Objective:
Images are not part of the copy; transcribe all the data exactly.

Records from a collection of figures:
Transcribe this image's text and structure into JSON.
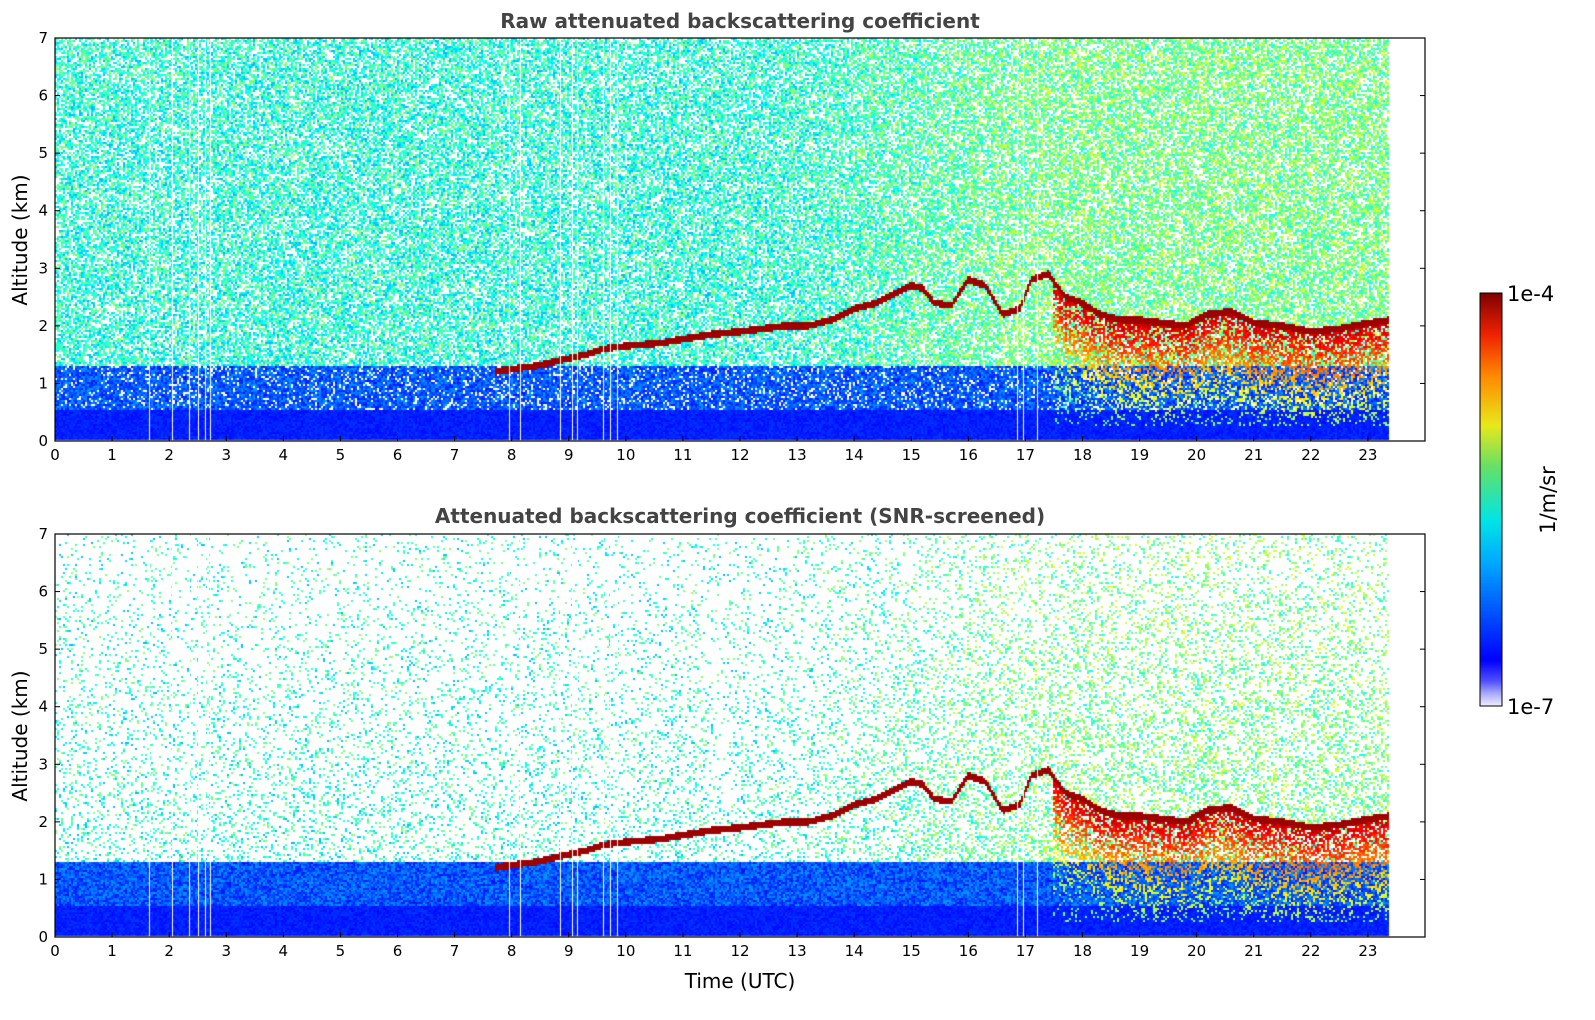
{
  "chart_data": [
    {
      "type": "heatmap",
      "title": "Raw attenuated backscattering coefficient",
      "xlabel": "",
      "ylabel": "Altitude (km)",
      "xlim": [
        0,
        24
      ],
      "ylim": [
        0,
        7
      ],
      "xticks": [
        "0",
        "1",
        "2",
        "3",
        "4",
        "5",
        "6",
        "7",
        "8",
        "9",
        "10",
        "11",
        "12",
        "13",
        "14",
        "15",
        "16",
        "17",
        "18",
        "19",
        "20",
        "21",
        "22",
        "23"
      ],
      "yticks": [
        "0",
        "1",
        "2",
        "3",
        "4",
        "5",
        "6",
        "7"
      ],
      "data_end_time": 23.4,
      "screened": false
    },
    {
      "type": "heatmap",
      "title": "Attenuated backscattering coefficient (SNR-screened)",
      "xlabel": "Time (UTC)",
      "ylabel": "Altitude (km)",
      "xlim": [
        0,
        24
      ],
      "ylim": [
        0,
        7
      ],
      "xticks": [
        "0",
        "1",
        "2",
        "3",
        "4",
        "5",
        "6",
        "7",
        "8",
        "9",
        "10",
        "11",
        "12",
        "13",
        "14",
        "15",
        "16",
        "17",
        "18",
        "19",
        "20",
        "21",
        "22",
        "23"
      ],
      "yticks": [
        "0",
        "1",
        "2",
        "3",
        "4",
        "5",
        "6",
        "7"
      ],
      "data_end_time": 23.4,
      "screened": true
    }
  ],
  "layer_top": {
    "time": [
      7.7,
      8.0,
      8.4,
      9.3,
      9.6,
      10.0,
      10.6,
      11.2,
      11.5,
      12.0,
      12.4,
      12.8,
      13.2,
      13.6,
      14.0,
      14.4,
      14.8,
      15.0,
      15.2,
      15.4,
      15.7,
      16.0,
      16.3,
      16.6,
      16.9,
      17.1,
      17.4,
      17.7,
      18.0,
      18.3,
      18.7,
      19.0,
      19.4,
      19.8,
      20.2,
      20.6,
      21.0,
      21.5,
      22.0,
      22.5,
      23.0,
      23.4
    ],
    "altitude_km": [
      1.2,
      1.25,
      1.3,
      1.5,
      1.6,
      1.65,
      1.7,
      1.8,
      1.85,
      1.9,
      1.95,
      2.0,
      2.0,
      2.1,
      2.3,
      2.4,
      2.6,
      2.7,
      2.65,
      2.4,
      2.35,
      2.8,
      2.7,
      2.2,
      2.3,
      2.8,
      2.9,
      2.5,
      2.4,
      2.2,
      2.1,
      2.1,
      2.05,
      2.0,
      2.2,
      2.25,
      2.05,
      2.0,
      1.9,
      1.95,
      2.05,
      2.1
    ]
  },
  "colorbar": {
    "max_label": "1e-4",
    "min_label": "1e-7",
    "unit": "1/m/sr",
    "colormap": "jet",
    "scale": "log"
  },
  "colors": {
    "title": "#444444",
    "low": "#0010ff",
    "high": "#800000"
  }
}
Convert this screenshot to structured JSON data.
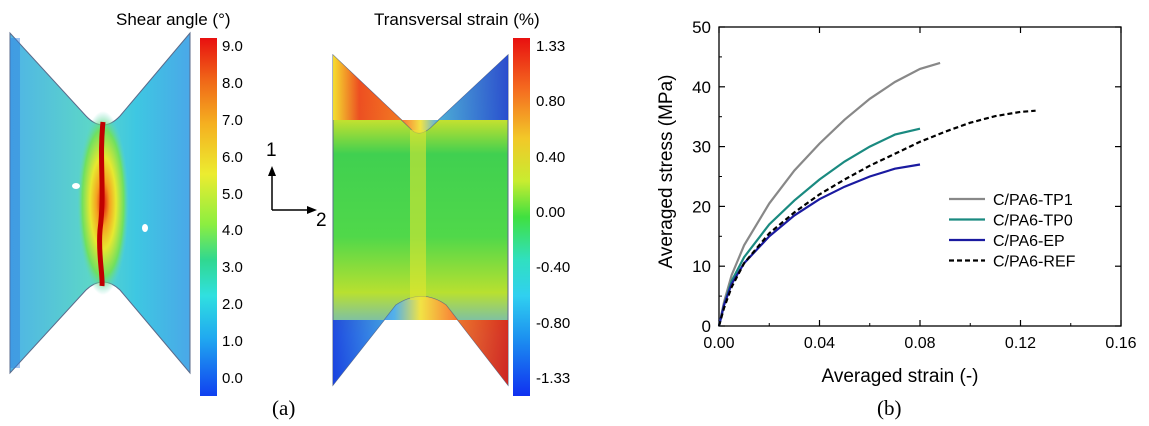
{
  "panel_a": {
    "label": "(a)",
    "shear": {
      "title": "Shear angle (°)",
      "ticks": [
        "9.0",
        "8.0",
        "7.0",
        "6.0",
        "5.0",
        "4.0",
        "3.0",
        "2.0",
        "1.0",
        "0.0"
      ]
    },
    "transversal": {
      "title": "Transversal strain (%)",
      "ticks": [
        "1.33",
        "0.80",
        "0.40",
        "0.00",
        "-0.40",
        "-0.80",
        "-1.33"
      ]
    },
    "axes": {
      "dir1": "1",
      "dir2": "2"
    }
  },
  "panel_b_label": "(b)",
  "chart_data": {
    "type": "line",
    "xlabel": "Averaged strain (-)",
    "ylabel": "Averaged stress (MPa)",
    "xlim": [
      0,
      0.16
    ],
    "ylim": [
      0,
      50
    ],
    "xticks": [
      "0.00",
      "0.04",
      "0.08",
      "0.12",
      "0.16"
    ],
    "yticks": [
      "0",
      "10",
      "20",
      "30",
      "40",
      "50"
    ],
    "legend_position": "right",
    "series": [
      {
        "name": "C/PA6-TP1",
        "color": "#888888",
        "dash": "solid",
        "x": [
          0,
          0.002,
          0.005,
          0.01,
          0.02,
          0.03,
          0.04,
          0.05,
          0.06,
          0.07,
          0.08,
          0.088
        ],
        "y": [
          0,
          4,
          8.5,
          13.5,
          20.5,
          26,
          30.5,
          34.5,
          38,
          40.8,
          43,
          44
        ]
      },
      {
        "name": "C/PA6-TP0",
        "color": "#1a8a80",
        "dash": "solid",
        "x": [
          0,
          0.002,
          0.005,
          0.01,
          0.02,
          0.03,
          0.04,
          0.05,
          0.06,
          0.07,
          0.08
        ],
        "y": [
          0,
          3.5,
          7.5,
          11.5,
          17,
          21,
          24.5,
          27.5,
          30,
          32,
          33
        ]
      },
      {
        "name": "C/PA6-EP",
        "color": "#1a1aa0",
        "dash": "solid",
        "x": [
          0,
          0.002,
          0.005,
          0.01,
          0.02,
          0.03,
          0.04,
          0.05,
          0.06,
          0.07,
          0.08
        ],
        "y": [
          0,
          3.5,
          7,
          10.5,
          15,
          18.5,
          21.2,
          23.3,
          25,
          26.3,
          27
        ]
      },
      {
        "name": "C/PA6-REF",
        "color": "#000000",
        "dash": "dashed",
        "x": [
          0,
          0.002,
          0.005,
          0.01,
          0.02,
          0.03,
          0.04,
          0.05,
          0.06,
          0.07,
          0.08,
          0.09,
          0.1,
          0.11,
          0.12,
          0.126
        ],
        "y": [
          0,
          3,
          6.5,
          10.5,
          15.5,
          19,
          22,
          24.5,
          26.8,
          28.8,
          30.8,
          32.5,
          34,
          35.1,
          35.8,
          36
        ]
      }
    ]
  }
}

Problem solution:
Transcribe this image's text and structure into JSON.
{
  "chart_data": [
    {
      "type": "heatmap",
      "title": "Raw attenuated backscattering coefficient",
      "xlabel": "",
      "ylabel": "Altitude (km)",
      "xlim": [
        0,
        24
      ],
      "ylim": [
        0,
        7
      ],
      "xticks": [
        "0",
        "1",
        "2",
        "3",
        "4",
        "5",
        "6",
        "7",
        "8",
        "9",
        "10",
        "11",
        "12",
        "13",
        "14",
        "15",
        "16",
        "17",
        "18",
        "19",
        "20",
        "21",
        "22",
        "23"
      ],
      "yticks": [
        "0",
        "1",
        "2",
        "3",
        "4",
        "5",
        "6",
        "7"
      ],
      "data_end_time": 23.4,
      "screened": false
    },
    {
      "type": "heatmap",
      "title": "Attenuated backscattering coefficient (SNR-screened)",
      "xlabel": "Time (UTC)",
      "ylabel": "Altitude (km)",
      "xlim": [
        0,
        24
      ],
      "ylim": [
        0,
        7
      ],
      "xticks": [
        "0",
        "1",
        "2",
        "3",
        "4",
        "5",
        "6",
        "7",
        "8",
        "9",
        "10",
        "11",
        "12",
        "13",
        "14",
        "15",
        "16",
        "17",
        "18",
        "19",
        "20",
        "21",
        "22",
        "23"
      ],
      "yticks": [
        "0",
        "1",
        "2",
        "3",
        "4",
        "5",
        "6",
        "7"
      ],
      "data_end_time": 23.4,
      "screened": true
    }
  ],
  "layer_top": {
    "time": [
      7.7,
      8.0,
      8.4,
      9.3,
      9.6,
      10.0,
      10.6,
      11.2,
      11.5,
      12.0,
      12.4,
      12.8,
      13.2,
      13.6,
      14.0,
      14.4,
      14.8,
      15.0,
      15.2,
      15.4,
      15.7,
      16.0,
      16.3,
      16.6,
      16.9,
      17.1,
      17.4,
      17.7,
      18.0,
      18.3,
      18.7,
      19.0,
      19.4,
      19.8,
      20.2,
      20.6,
      21.0,
      21.5,
      22.0,
      22.5,
      23.0,
      23.4
    ],
    "altitude_km": [
      1.2,
      1.25,
      1.3,
      1.5,
      1.6,
      1.65,
      1.7,
      1.8,
      1.85,
      1.9,
      1.95,
      2.0,
      2.0,
      2.1,
      2.3,
      2.4,
      2.6,
      2.7,
      2.65,
      2.4,
      2.35,
      2.8,
      2.7,
      2.2,
      2.3,
      2.8,
      2.9,
      2.5,
      2.4,
      2.2,
      2.1,
      2.1,
      2.05,
      2.0,
      2.2,
      2.25,
      2.05,
      2.0,
      1.9,
      1.95,
      2.05,
      2.1
    ]
  },
  "colorbar": {
    "max_label": "1e-4",
    "min_label": "1e-7",
    "unit": "1/m/sr",
    "colormap": "jet",
    "scale": "log"
  },
  "colors": {
    "title": "#444444",
    "low": "#0010ff",
    "high": "#800000"
  }
}
Convert this screenshot to structured JSON data.
{
  "panel_a": {
    "label": "(a)",
    "shear": {
      "title": "Shear angle (°)",
      "ticks": [
        "9.0",
        "8.0",
        "7.0",
        "6.0",
        "5.0",
        "4.0",
        "3.0",
        "2.0",
        "1.0",
        "0.0"
      ]
    },
    "transversal": {
      "title": "Transversal strain (%)",
      "ticks": [
        "1.33",
        "0.80",
        "0.40",
        "0.00",
        "-0.40",
        "-0.80",
        "-1.33"
      ]
    },
    "axes": {
      "dir1": "1",
      "dir2": "2"
    }
  },
  "panel_b_label": "(b)",
  "chart_data": {
    "type": "line",
    "xlabel": "Averaged strain (-)",
    "ylabel": "Averaged stress (MPa)",
    "xlim": [
      0,
      0.16
    ],
    "ylim": [
      0,
      50
    ],
    "xticks": [
      "0.00",
      "0.04",
      "0.08",
      "0.12",
      "0.16"
    ],
    "yticks": [
      "0",
      "10",
      "20",
      "30",
      "40",
      "50"
    ],
    "legend_position": "right",
    "series": [
      {
        "name": "C/PA6-TP1",
        "color": "#888888",
        "dash": "solid",
        "x": [
          0,
          0.002,
          0.005,
          0.01,
          0.02,
          0.03,
          0.04,
          0.05,
          0.06,
          0.07,
          0.08,
          0.088
        ],
        "y": [
          0,
          4,
          8.5,
          13.5,
          20.5,
          26,
          30.5,
          34.5,
          38,
          40.8,
          43,
          44
        ]
      },
      {
        "name": "C/PA6-TP0",
        "color": "#1a8a80",
        "dash": "solid",
        "x": [
          0,
          0.002,
          0.005,
          0.01,
          0.02,
          0.03,
          0.04,
          0.05,
          0.06,
          0.07,
          0.08
        ],
        "y": [
          0,
          3.5,
          7.5,
          11.5,
          17,
          21,
          24.5,
          27.5,
          30,
          32,
          33
        ]
      },
      {
        "name": "C/PA6-EP",
        "color": "#1a1aa0",
        "dash": "solid",
        "x": [
          0,
          0.002,
          0.005,
          0.01,
          0.02,
          0.03,
          0.04,
          0.05,
          0.06,
          0.07,
          0.08
        ],
        "y": [
          0,
          3.5,
          7,
          10.5,
          15,
          18.5,
          21.2,
          23.3,
          25,
          26.3,
          27
        ]
      },
      {
        "name": "C/PA6-REF",
        "color": "#000000",
        "dash": "dashed",
        "x": [
          0,
          0.002,
          0.005,
          0.01,
          0.02,
          0.03,
          0.04,
          0.05,
          0.06,
          0.07,
          0.08,
          0.09,
          0.1,
          0.11,
          0.12,
          0.126
        ],
        "y": [
          0,
          3,
          6.5,
          10.5,
          15.5,
          19,
          22,
          24.5,
          26.8,
          28.8,
          30.8,
          32.5,
          34,
          35.1,
          35.8,
          36
        ]
      }
    ]
  }
}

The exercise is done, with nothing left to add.